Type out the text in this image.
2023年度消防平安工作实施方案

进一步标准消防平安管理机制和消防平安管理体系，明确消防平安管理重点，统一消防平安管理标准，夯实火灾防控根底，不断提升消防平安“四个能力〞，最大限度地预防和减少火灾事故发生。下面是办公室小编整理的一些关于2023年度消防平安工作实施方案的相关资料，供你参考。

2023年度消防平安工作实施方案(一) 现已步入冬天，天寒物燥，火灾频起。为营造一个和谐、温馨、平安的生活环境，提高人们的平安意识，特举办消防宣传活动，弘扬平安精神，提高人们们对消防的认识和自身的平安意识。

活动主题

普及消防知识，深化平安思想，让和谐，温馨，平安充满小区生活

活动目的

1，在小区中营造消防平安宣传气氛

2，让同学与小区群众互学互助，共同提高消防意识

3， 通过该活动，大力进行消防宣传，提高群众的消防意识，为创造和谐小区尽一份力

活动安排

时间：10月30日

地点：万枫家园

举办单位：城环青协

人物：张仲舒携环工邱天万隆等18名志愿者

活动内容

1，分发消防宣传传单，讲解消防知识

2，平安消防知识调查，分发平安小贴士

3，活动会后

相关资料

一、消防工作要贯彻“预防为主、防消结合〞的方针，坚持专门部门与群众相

* * *

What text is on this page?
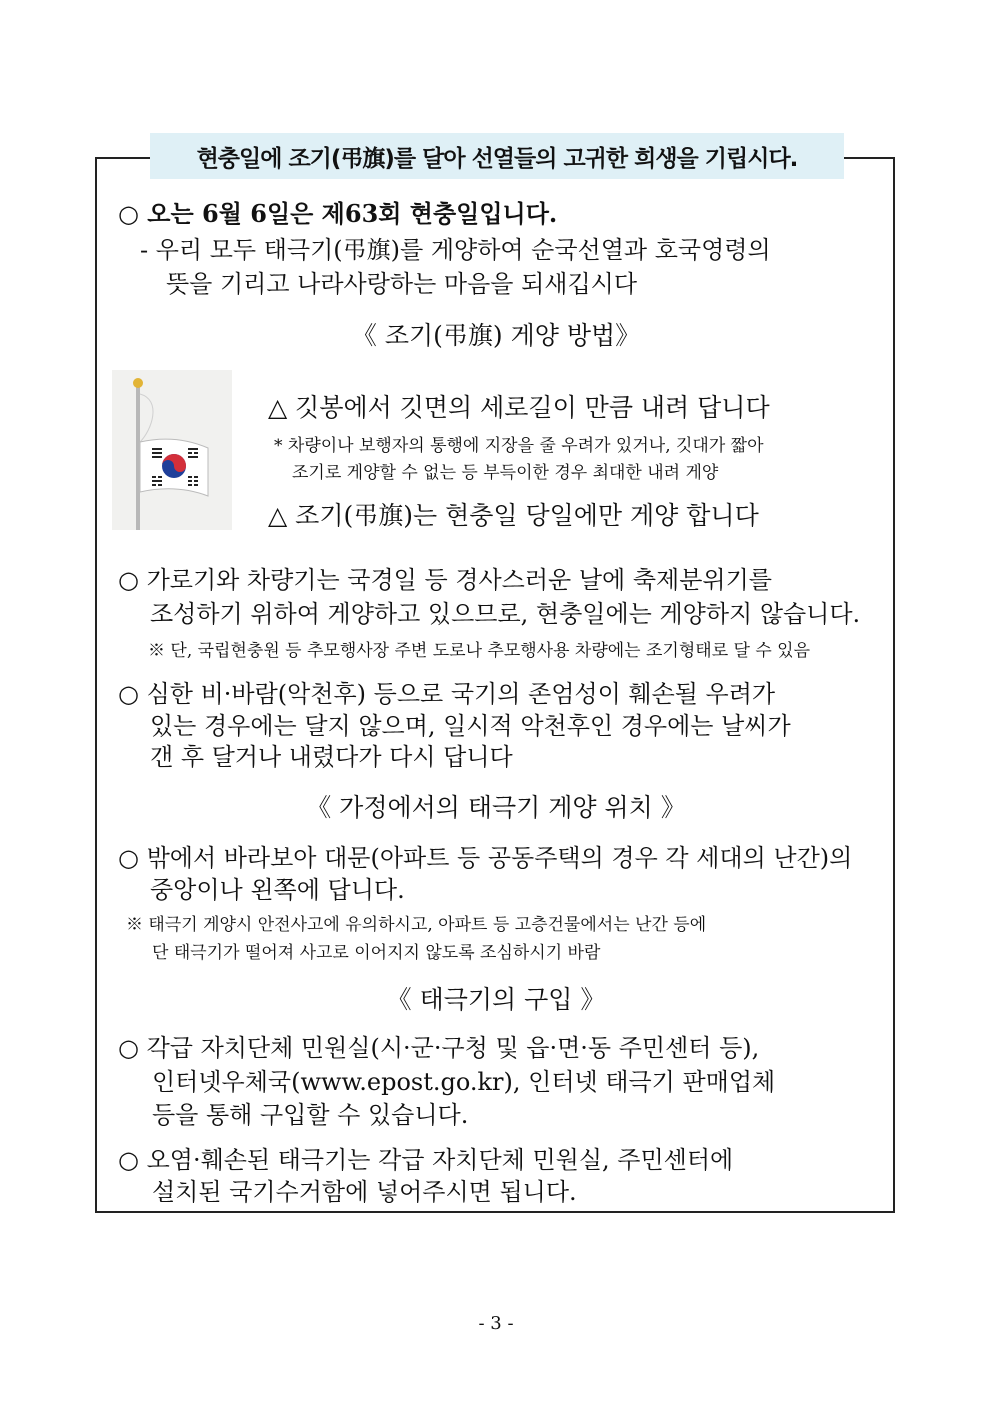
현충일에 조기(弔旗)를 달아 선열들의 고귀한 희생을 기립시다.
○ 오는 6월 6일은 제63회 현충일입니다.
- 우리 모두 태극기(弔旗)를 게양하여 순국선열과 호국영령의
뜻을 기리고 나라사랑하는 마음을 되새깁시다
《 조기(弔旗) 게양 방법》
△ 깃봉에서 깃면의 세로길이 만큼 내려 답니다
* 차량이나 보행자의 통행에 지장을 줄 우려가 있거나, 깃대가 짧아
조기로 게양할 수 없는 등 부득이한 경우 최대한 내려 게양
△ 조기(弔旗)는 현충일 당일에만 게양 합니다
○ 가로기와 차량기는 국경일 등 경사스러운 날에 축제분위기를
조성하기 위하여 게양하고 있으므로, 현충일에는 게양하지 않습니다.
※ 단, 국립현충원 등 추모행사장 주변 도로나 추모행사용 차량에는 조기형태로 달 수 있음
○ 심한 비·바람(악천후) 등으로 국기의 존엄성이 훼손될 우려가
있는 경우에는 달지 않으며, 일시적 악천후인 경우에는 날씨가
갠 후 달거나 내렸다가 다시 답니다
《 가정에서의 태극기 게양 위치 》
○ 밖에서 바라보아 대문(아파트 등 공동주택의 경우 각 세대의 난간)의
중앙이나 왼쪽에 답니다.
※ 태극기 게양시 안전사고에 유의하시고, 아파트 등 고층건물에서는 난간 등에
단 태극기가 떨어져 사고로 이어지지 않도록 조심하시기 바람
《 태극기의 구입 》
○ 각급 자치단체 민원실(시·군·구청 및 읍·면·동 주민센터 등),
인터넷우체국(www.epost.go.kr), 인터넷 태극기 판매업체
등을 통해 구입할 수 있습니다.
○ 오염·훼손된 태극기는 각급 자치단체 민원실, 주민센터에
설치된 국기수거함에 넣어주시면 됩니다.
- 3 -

-- Aim --
Copy all the lines above that hold the string "자치단체".

-- Output for this exercise --
○ 각급 자치단체 민원실(시·군·구청 및 읍·면·동 주민센터 등),
○ 오염·훼손된 태극기는 각급 자치단체 민원실, 주민센터에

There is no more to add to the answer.